Using the data below, copy each line that includes the word "ConfigurationDedicated".

+ + + +

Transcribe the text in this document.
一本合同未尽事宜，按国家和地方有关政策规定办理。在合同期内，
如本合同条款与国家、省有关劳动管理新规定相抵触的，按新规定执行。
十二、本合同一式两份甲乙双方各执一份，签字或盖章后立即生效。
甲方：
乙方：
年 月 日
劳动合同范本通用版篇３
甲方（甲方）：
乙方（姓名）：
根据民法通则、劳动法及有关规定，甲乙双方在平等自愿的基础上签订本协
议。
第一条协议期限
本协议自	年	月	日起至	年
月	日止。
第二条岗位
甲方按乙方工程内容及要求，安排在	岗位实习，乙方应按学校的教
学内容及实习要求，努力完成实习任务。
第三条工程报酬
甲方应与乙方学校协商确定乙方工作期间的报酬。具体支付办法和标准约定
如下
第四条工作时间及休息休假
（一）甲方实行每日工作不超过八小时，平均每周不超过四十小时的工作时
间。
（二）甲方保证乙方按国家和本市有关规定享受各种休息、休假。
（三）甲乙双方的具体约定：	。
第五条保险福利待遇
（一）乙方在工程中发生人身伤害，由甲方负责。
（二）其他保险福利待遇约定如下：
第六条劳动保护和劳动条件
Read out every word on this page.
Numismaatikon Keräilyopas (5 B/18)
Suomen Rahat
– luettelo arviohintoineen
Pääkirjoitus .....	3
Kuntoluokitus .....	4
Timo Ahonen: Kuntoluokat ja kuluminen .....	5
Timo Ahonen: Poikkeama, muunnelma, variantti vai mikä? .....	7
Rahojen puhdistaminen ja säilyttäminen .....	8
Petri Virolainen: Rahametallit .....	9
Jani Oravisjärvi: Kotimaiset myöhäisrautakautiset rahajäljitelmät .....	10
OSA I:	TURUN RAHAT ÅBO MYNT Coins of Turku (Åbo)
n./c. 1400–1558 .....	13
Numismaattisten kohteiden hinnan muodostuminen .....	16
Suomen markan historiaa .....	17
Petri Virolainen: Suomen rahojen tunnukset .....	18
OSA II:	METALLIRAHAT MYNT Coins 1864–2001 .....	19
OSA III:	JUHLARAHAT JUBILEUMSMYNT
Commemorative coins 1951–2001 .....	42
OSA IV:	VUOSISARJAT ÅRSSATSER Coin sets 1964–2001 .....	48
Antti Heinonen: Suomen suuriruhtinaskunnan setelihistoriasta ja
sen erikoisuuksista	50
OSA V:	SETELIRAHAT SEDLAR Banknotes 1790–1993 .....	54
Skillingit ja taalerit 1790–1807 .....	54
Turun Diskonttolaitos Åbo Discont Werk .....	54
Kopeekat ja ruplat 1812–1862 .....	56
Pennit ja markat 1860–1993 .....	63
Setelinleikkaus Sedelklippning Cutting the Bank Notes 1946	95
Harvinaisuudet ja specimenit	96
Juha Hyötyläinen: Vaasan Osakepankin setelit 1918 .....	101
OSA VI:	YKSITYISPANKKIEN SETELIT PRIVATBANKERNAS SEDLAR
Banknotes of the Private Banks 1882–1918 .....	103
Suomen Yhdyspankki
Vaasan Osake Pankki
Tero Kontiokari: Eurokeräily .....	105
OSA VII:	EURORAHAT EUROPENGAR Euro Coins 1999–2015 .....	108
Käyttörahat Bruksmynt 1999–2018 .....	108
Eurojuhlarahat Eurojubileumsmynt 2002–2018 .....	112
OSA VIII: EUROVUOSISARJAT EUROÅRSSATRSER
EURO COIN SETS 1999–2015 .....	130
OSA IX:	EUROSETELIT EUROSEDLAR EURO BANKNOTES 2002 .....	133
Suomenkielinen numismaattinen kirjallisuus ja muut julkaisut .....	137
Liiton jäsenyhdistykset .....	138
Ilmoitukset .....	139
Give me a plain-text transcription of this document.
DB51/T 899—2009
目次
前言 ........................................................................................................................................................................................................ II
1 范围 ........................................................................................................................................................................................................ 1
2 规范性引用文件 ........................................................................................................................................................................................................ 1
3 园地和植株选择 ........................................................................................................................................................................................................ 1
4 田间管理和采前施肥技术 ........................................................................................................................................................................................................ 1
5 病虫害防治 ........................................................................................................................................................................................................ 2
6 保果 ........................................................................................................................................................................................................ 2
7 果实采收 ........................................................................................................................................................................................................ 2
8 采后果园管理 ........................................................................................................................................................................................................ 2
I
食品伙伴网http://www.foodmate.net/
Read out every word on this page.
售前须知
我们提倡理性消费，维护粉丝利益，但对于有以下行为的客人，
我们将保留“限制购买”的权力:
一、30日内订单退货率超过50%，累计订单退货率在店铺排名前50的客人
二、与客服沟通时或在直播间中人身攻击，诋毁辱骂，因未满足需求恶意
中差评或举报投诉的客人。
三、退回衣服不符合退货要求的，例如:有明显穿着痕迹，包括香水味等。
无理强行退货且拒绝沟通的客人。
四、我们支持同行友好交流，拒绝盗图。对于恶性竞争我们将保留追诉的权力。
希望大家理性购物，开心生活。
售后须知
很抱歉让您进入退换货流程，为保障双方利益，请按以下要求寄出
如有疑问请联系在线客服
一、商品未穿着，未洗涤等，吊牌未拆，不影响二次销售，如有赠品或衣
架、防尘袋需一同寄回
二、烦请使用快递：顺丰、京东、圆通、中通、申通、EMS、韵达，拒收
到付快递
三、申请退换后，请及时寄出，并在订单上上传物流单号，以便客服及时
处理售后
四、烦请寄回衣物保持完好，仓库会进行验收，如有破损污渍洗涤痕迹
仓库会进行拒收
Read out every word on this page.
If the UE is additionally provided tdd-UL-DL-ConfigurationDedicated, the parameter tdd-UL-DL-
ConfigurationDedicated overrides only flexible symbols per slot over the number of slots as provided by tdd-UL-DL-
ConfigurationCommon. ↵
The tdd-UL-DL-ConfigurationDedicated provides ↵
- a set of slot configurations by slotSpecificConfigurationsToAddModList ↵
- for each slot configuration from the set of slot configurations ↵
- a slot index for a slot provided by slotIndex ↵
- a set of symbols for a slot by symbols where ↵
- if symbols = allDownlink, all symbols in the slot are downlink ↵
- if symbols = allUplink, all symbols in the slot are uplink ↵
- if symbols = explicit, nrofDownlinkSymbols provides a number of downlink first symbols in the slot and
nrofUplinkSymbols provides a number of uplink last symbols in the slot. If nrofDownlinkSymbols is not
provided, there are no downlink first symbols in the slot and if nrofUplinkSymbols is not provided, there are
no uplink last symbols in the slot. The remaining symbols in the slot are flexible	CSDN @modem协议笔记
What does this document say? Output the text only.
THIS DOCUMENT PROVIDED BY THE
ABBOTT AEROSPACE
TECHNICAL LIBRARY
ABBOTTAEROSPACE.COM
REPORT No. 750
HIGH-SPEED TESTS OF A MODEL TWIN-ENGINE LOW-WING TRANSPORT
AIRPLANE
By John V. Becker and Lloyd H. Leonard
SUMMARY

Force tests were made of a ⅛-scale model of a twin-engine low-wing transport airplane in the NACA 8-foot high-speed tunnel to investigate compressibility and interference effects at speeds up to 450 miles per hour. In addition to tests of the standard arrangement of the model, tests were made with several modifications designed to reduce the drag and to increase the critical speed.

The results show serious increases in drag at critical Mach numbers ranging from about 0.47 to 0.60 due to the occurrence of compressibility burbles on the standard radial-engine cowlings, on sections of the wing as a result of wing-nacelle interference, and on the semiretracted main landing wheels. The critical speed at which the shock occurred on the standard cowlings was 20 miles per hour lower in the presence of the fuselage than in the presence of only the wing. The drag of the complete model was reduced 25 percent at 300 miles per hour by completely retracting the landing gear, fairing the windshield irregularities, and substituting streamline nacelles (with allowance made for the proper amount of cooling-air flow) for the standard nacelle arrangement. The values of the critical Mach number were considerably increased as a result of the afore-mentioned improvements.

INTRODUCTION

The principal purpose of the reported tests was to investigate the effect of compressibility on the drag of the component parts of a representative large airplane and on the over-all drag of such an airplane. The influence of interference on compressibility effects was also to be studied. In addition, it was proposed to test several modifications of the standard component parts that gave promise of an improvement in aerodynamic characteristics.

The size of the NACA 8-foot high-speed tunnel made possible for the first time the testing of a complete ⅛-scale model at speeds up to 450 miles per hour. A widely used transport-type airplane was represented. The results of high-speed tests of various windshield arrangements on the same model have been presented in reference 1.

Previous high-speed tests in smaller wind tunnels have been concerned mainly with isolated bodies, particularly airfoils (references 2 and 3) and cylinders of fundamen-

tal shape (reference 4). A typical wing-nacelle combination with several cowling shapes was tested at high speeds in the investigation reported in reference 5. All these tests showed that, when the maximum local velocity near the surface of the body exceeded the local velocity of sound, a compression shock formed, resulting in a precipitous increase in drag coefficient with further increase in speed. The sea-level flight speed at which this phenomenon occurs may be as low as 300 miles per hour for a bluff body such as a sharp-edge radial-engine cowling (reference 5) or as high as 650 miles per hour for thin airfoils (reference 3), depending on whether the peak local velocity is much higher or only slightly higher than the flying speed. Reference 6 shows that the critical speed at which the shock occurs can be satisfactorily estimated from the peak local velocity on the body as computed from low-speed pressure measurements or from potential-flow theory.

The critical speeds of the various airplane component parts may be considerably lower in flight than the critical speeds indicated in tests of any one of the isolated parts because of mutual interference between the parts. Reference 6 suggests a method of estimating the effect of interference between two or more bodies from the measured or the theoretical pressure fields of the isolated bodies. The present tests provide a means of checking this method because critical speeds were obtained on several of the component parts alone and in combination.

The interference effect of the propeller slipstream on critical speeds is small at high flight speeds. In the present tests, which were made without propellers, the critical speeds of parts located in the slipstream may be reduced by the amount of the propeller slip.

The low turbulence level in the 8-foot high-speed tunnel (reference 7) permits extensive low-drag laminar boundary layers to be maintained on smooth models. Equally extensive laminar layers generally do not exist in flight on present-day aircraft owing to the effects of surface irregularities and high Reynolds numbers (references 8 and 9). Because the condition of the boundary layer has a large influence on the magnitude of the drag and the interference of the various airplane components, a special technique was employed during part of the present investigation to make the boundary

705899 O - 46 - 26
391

+ + + +

# Solved exercise:
If the UE is additionally provided tdd-UL-DL-ConfigurationDedicated, the parameter tdd-UL-DL-
ConfigurationDedicated overrides only flexible symbols per slot over the number of slots as provided by tdd-UL-DL-
The tdd-UL-DL-ConfigurationDedicated provides ↵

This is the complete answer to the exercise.